======== Data excerpts ========

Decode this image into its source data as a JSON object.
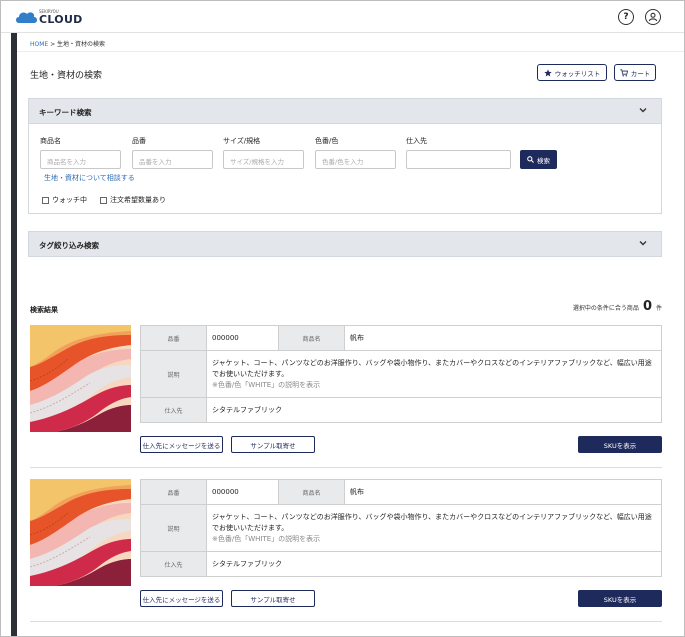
{
  "header": {
    "logo_sub": "SEKIRYOU",
    "logo_main": "CLOUD",
    "help_icon": "?",
    "user_icon": "user-circle-icon"
  },
  "breadcrumb": {
    "home": "HOME",
    "separator": " > ",
    "current": "生地・資材の検索"
  },
  "page": {
    "title": "生地・資材の検索",
    "watchlist_label": "ウォッチリスト",
    "cart_label": "カート"
  },
  "keyword_panel": {
    "title": "キーワード検索",
    "fields": [
      {
        "label": "商品名",
        "placeholder": "商品名を入力",
        "value": ""
      },
      {
        "label": "品番",
        "placeholder": "品番を入力",
        "value": ""
      },
      {
        "label": "サイズ/規格",
        "placeholder": "サイズ/規格を入力",
        "value": ""
      },
      {
        "label": "色番/色",
        "placeholder": "色番/色を入力",
        "value": ""
      },
      {
        "label": "仕入先",
        "placeholder": "",
        "value": ""
      }
    ],
    "search_label": "検索",
    "consult_link": "生地・資材について相談する",
    "checkbox_watching": "ウォッチ中",
    "checkbox_order": "注文希望数量あり"
  },
  "tag_panel": {
    "title": "タグ絞り込み検索"
  },
  "results": {
    "title": "検索結果",
    "count_label": "選択中の条件に合う商品",
    "count": "0",
    "count_unit": "件",
    "items": [
      {
        "code_label": "品番",
        "code": "000000",
        "name_label": "商品名",
        "name": "帆布",
        "desc_label": "説明",
        "desc": "ジャケット、コート、パンツなどのお洋服作り、バッグや袋小物作り、またカバーやクロスなどのインテリアファブリックなど、幅広い用途でお使いいただけます。",
        "desc_note": "※色番/色「WHITE」の説明を表示",
        "supplier_label": "仕入先",
        "supplier": "シタテルファブリック",
        "message_button": "仕入先にメッセージを送る",
        "sample_button": "サンプル取寄せ",
        "sku_button": "SKUを表示"
      },
      {
        "code_label": "品番",
        "code": "000000",
        "name_label": "商品名",
        "name": "帆布",
        "desc_label": "説明",
        "desc": "ジャケット、コート、パンツなどのお洋服作り、バッグや袋小物作り、またカバーやクロスなどのインテリアファブリックなど、幅広い用途でお使いいただけます。",
        "desc_note": "※色番/色「WHITE」の説明を表示",
        "supplier_label": "仕入先",
        "supplier": "シタテルファブリック",
        "message_button": "仕入先にメッセージを送る",
        "sample_button": "サンプル取寄せ",
        "sku_button": "SKUを表示"
      }
    ]
  },
  "colors": {
    "primary": "#1f2a5c",
    "link": "#2f6db5",
    "panel_head": "#e3e7ec",
    "rail": "#2e3038"
  }
}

========

What is asked: Retype the whole listing exactly and leave the pictures out.

Written response:
Decode this image into its source data as a JSON object.
{
  "header": {
    "logo_sub": "SEKIRYOU",
    "logo_main": "CLOUD",
    "help_icon": "?",
    "user_icon": "user-circle-icon"
  },
  "breadcrumb": {
    "home": "HOME",
    "separator": " > ",
    "current": "生地・資材の検索"
  },
  "page": {
    "title": "生地・資材の検索",
    "watchlist_label": "ウォッチリスト",
    "cart_label": "カート"
  },
  "keyword_panel": {
    "title": "キーワード検索",
    "fields": [
      {
        "label": "商品名",
        "placeholder": "商品名を入力",
        "value": ""
      },
      {
        "label": "品番",
        "placeholder": "品番を入力",
        "value": ""
      },
      {
        "label": "サイズ/規格",
        "placeholder": "サイズ/規格を入力",
        "value": ""
      },
      {
        "label": "色番/色",
        "placeholder": "色番/色を入力",
        "value": ""
      },
      {
        "label": "仕入先",
        "placeholder": "",
        "value": ""
      }
    ],
    "search_label": "検索",
    "consult_link": "生地・資材について相談する",
    "checkbox_watching": "ウォッチ中",
    "checkbox_order": "注文希望数量あり"
  },
  "tag_panel": {
    "title": "タグ絞り込み検索"
  },
  "results": {
    "title": "検索結果",
    "count_label": "選択中の条件に合う商品",
    "count": "0",
    "count_unit": "件",
    "items": [
      {
        "code_label": "品番",
        "code": "000000",
        "name_label": "商品名",
        "name": "帆布",
        "desc_label": "説明",
        "desc": "ジャケット、コート、パンツなどのお洋服作り、バッグや袋小物作り、またカバーやクロスなどのインテリアファブリックなど、幅広い用途でお使いいただけます。",
        "desc_note": "※色番/色「WHITE」の説明を表示",
        "supplier_label": "仕入先",
        "supplier": "シタテルファブリック",
        "message_button": "仕入先にメッセージを送る",
        "sample_button": "サンプル取寄せ",
        "sku_button": "SKUを表示"
      },
      {
        "code_label": "品番",
        "code": "000000",
        "name_label": "商品名",
        "name": "帆布",
        "desc_label": "説明",
        "desc": "ジャケット、コート、パンツなどのお洋服作り、バッグや袋小物作り、またカバーやクロスなどのインテリアファブリックなど、幅広い用途でお使いいただけます。",
        "desc_note": "※色番/色「WHITE」の説明を表示",
        "supplier_label": "仕入先",
        "supplier": "シタテルファブリック",
        "message_button": "仕入先にメッセージを送る",
        "sample_button": "サンプル取寄せ",
        "sku_button": "SKUを表示"
      }
    ]
  },
  "colors": {
    "primary": "#1f2a5c",
    "link": "#2f6db5",
    "panel_head": "#e3e7ec",
    "rail": "#2e3038"
  }
}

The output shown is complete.